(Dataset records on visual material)

----

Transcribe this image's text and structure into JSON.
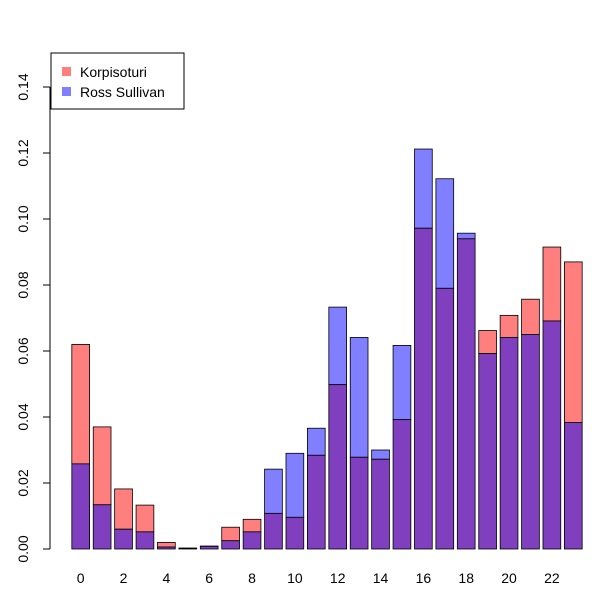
{
  "chart_data": {
    "type": "bar",
    "categories": [
      "0",
      "1",
      "2",
      "3",
      "4",
      "5",
      "6",
      "7",
      "8",
      "9",
      "10",
      "11",
      "12",
      "13",
      "14",
      "15",
      "16",
      "17",
      "18",
      "19",
      "20",
      "21",
      "22",
      "23"
    ],
    "x_tick_labels": [
      "0",
      "2",
      "4",
      "6",
      "8",
      "10",
      "12",
      "14",
      "16",
      "18",
      "20",
      "22"
    ],
    "y_tick_labels": [
      "0.00",
      "0.02",
      "0.04",
      "0.06",
      "0.08",
      "0.10",
      "0.12",
      "0.14"
    ],
    "y_ticks": [
      0,
      0.02,
      0.04,
      0.06,
      0.08,
      0.1,
      0.12,
      0.14
    ],
    "ylim": [
      0,
      0.15
    ],
    "grid": false,
    "legend_position": "top-left",
    "overlay": true,
    "series": [
      {
        "name": "Korpisoturi",
        "color": "#ff7f7f",
        "values": [
          0.062,
          0.037,
          0.0182,
          0.0133,
          0.002,
          0.0002,
          0.0009,
          0.0066,
          0.009,
          0.0108,
          0.0096,
          0.0284,
          0.0498,
          0.0278,
          0.0272,
          0.0392,
          0.0972,
          0.079,
          0.094,
          0.0662,
          0.0708,
          0.0757,
          0.0915,
          0.087
        ]
      },
      {
        "name": "Ross Sullivan",
        "color": "#7f7fff",
        "values": [
          0.0258,
          0.0134,
          0.006,
          0.0052,
          0.0006,
          0.0003,
          0.0008,
          0.0025,
          0.0052,
          0.0242,
          0.029,
          0.0366,
          0.0733,
          0.0641,
          0.03,
          0.0617,
          0.1212,
          0.1122,
          0.0957,
          0.0592,
          0.0641,
          0.065,
          0.0691,
          0.0383
        ]
      }
    ],
    "overlap_color": "#7f3fbf"
  }
}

----

(The task) Extract all the entries word for word; omit any pictures.

(Answer)
Transcribe this image's text and structure into JSON.
{
  "chart_data": {
    "type": "bar",
    "categories": [
      "0",
      "1",
      "2",
      "3",
      "4",
      "5",
      "6",
      "7",
      "8",
      "9",
      "10",
      "11",
      "12",
      "13",
      "14",
      "15",
      "16",
      "17",
      "18",
      "19",
      "20",
      "21",
      "22",
      "23"
    ],
    "x_tick_labels": [
      "0",
      "2",
      "4",
      "6",
      "8",
      "10",
      "12",
      "14",
      "16",
      "18",
      "20",
      "22"
    ],
    "y_tick_labels": [
      "0.00",
      "0.02",
      "0.04",
      "0.06",
      "0.08",
      "0.10",
      "0.12",
      "0.14"
    ],
    "y_ticks": [
      0,
      0.02,
      0.04,
      0.06,
      0.08,
      0.1,
      0.12,
      0.14
    ],
    "ylim": [
      0,
      0.15
    ],
    "grid": false,
    "legend_position": "top-left",
    "overlay": true,
    "series": [
      {
        "name": "Korpisoturi",
        "color": "#ff7f7f",
        "values": [
          0.062,
          0.037,
          0.0182,
          0.0133,
          0.002,
          0.0002,
          0.0009,
          0.0066,
          0.009,
          0.0108,
          0.0096,
          0.0284,
          0.0498,
          0.0278,
          0.0272,
          0.0392,
          0.0972,
          0.079,
          0.094,
          0.0662,
          0.0708,
          0.0757,
          0.0915,
          0.087
        ]
      },
      {
        "name": "Ross Sullivan",
        "color": "#7f7fff",
        "values": [
          0.0258,
          0.0134,
          0.006,
          0.0052,
          0.0006,
          0.0003,
          0.0008,
          0.0025,
          0.0052,
          0.0242,
          0.029,
          0.0366,
          0.0733,
          0.0641,
          0.03,
          0.0617,
          0.1212,
          0.1122,
          0.0957,
          0.0592,
          0.0641,
          0.065,
          0.0691,
          0.0383
        ]
      }
    ],
    "overlap_color": "#7f3fbf"
  }
}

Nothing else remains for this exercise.